═════ Dataset records ═════

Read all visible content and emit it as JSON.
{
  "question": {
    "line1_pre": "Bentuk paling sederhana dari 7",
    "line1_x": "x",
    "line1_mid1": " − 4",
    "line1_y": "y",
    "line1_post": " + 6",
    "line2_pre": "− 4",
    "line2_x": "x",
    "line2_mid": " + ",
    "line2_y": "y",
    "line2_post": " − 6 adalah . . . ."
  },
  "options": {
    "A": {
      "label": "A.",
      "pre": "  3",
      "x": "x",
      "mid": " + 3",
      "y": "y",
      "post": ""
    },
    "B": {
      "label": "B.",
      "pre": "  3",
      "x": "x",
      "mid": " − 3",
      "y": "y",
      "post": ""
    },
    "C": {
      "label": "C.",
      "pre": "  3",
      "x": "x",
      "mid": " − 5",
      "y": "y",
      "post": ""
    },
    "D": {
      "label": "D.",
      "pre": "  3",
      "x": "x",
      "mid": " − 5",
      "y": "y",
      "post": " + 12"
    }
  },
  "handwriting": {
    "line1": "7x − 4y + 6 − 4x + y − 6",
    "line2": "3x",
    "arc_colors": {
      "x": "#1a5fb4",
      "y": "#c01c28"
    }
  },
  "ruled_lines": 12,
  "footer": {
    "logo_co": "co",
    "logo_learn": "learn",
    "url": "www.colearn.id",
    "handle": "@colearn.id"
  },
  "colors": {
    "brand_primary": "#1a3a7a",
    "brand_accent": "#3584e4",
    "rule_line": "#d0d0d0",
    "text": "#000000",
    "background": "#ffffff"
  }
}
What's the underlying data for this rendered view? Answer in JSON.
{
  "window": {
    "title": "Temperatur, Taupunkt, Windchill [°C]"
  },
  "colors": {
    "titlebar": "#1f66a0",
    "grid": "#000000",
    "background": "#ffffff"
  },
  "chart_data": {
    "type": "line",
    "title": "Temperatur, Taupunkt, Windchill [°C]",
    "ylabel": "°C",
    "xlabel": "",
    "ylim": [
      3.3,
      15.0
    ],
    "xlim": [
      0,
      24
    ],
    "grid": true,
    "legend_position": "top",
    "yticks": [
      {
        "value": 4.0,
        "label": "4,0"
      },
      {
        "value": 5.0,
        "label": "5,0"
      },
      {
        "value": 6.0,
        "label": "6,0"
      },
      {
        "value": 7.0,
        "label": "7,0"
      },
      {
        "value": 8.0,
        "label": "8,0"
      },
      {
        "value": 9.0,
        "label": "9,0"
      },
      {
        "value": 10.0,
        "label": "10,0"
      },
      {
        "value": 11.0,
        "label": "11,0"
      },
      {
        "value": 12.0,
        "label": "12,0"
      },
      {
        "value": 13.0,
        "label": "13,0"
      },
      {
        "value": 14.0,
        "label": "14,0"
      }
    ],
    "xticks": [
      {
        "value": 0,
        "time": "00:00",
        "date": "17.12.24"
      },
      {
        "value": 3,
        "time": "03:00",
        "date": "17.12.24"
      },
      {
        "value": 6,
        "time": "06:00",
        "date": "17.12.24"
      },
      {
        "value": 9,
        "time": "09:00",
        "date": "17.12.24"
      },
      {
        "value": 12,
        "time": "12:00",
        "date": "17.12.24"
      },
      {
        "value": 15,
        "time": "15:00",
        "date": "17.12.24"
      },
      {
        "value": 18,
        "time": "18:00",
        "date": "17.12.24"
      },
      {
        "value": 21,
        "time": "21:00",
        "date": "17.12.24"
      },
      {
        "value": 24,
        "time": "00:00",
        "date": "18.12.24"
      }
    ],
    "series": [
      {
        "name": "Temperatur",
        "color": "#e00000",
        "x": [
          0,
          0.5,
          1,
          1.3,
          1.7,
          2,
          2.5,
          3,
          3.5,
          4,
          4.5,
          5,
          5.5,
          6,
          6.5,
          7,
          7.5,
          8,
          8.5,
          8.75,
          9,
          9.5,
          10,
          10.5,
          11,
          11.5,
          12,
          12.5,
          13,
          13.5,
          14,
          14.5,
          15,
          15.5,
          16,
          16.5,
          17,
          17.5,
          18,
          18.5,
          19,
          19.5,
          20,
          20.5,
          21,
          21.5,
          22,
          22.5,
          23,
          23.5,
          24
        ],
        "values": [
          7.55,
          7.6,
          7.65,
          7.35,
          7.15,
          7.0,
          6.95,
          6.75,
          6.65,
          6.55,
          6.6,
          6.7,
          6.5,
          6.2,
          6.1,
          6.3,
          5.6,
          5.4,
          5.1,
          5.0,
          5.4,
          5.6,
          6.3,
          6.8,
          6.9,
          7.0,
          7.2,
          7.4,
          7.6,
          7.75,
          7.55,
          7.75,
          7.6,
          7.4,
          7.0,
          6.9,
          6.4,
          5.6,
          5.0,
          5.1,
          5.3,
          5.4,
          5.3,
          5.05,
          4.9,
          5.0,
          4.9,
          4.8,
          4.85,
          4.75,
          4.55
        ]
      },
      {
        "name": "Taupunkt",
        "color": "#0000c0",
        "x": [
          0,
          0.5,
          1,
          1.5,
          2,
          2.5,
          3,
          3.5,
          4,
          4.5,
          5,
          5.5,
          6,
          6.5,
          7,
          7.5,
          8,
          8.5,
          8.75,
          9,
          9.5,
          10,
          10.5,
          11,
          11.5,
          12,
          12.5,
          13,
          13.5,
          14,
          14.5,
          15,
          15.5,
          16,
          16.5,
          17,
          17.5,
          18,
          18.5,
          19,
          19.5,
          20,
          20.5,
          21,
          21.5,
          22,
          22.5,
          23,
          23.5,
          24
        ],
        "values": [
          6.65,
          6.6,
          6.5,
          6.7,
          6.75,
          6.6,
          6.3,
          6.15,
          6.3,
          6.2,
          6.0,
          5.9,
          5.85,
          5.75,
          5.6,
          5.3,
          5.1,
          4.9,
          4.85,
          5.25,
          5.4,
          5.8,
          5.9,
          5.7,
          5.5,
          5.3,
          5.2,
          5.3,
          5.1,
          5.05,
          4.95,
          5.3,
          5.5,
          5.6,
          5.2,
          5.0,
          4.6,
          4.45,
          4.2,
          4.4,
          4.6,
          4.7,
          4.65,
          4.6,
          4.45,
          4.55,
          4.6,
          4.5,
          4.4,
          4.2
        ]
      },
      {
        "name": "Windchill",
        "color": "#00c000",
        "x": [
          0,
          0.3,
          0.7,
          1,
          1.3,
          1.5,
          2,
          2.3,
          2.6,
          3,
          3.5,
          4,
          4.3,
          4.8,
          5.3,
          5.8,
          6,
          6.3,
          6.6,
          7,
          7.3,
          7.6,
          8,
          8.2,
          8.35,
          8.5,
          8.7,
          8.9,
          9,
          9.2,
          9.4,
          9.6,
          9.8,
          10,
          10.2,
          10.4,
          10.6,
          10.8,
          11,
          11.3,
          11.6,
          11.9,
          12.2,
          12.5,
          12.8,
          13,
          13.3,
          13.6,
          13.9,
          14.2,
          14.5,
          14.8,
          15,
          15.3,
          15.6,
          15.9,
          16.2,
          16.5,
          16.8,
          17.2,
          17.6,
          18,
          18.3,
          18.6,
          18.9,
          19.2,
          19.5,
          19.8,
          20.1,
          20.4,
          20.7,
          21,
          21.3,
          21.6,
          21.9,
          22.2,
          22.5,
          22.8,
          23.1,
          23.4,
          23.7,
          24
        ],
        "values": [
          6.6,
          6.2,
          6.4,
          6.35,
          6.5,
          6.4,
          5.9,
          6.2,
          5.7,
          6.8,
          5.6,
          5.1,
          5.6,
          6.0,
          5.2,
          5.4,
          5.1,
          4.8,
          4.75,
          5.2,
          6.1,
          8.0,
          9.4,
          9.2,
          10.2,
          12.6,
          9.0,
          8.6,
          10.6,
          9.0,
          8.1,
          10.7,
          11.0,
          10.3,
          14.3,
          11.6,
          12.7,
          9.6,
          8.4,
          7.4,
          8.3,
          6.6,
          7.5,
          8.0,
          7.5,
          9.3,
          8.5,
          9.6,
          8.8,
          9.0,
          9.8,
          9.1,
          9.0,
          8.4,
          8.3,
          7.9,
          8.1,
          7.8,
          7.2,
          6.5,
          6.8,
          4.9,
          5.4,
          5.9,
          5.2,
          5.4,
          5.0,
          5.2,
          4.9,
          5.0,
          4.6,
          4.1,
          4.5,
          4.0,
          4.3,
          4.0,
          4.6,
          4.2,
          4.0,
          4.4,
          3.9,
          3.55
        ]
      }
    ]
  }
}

═════

Aim of the exercise:
Where a line of the entries contains the word "Taupunkt", copy that line.

Written answer:
    "title": "Temperatur, Taupunkt, Windchill [°C]"
    "title": "Temperatur, Taupunkt, Windchill [°C]",
        "name": "Taupunkt",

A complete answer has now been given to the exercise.